[Records]
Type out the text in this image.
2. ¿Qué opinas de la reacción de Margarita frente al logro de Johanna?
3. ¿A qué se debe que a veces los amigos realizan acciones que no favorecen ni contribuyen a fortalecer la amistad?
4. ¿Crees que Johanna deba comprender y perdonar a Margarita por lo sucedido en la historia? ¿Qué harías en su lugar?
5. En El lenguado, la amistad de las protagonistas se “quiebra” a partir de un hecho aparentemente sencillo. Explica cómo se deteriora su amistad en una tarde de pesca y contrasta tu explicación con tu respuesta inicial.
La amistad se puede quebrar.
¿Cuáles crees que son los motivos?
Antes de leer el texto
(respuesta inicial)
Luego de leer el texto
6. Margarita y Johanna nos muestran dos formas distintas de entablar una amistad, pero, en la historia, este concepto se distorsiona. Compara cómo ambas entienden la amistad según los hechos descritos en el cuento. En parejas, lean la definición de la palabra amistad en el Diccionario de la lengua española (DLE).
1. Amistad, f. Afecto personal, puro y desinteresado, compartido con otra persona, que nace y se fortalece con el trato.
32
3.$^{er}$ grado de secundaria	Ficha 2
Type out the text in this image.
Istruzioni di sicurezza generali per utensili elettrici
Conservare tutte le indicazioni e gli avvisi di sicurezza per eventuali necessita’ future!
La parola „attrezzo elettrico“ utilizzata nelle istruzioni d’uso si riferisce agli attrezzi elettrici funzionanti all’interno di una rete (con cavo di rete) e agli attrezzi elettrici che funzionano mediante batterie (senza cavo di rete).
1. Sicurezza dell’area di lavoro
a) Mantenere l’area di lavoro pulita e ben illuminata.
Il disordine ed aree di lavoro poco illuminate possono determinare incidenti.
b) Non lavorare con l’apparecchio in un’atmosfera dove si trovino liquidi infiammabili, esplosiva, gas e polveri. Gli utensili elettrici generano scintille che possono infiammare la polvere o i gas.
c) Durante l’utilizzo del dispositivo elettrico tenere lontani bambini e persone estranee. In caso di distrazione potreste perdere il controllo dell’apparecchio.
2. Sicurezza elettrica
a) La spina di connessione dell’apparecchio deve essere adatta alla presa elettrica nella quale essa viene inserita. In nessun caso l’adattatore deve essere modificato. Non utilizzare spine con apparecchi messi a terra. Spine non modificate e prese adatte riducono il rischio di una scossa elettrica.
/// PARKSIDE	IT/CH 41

- _PROBLEM REQUIREMENTS_
Find the lines with the string "area" and reproduce them.

- _EXERCISE RESPONSE_
1. Sicurezza dell’area di lavoro
a) Mantenere l’area di lavoro pulita e ben illuminata.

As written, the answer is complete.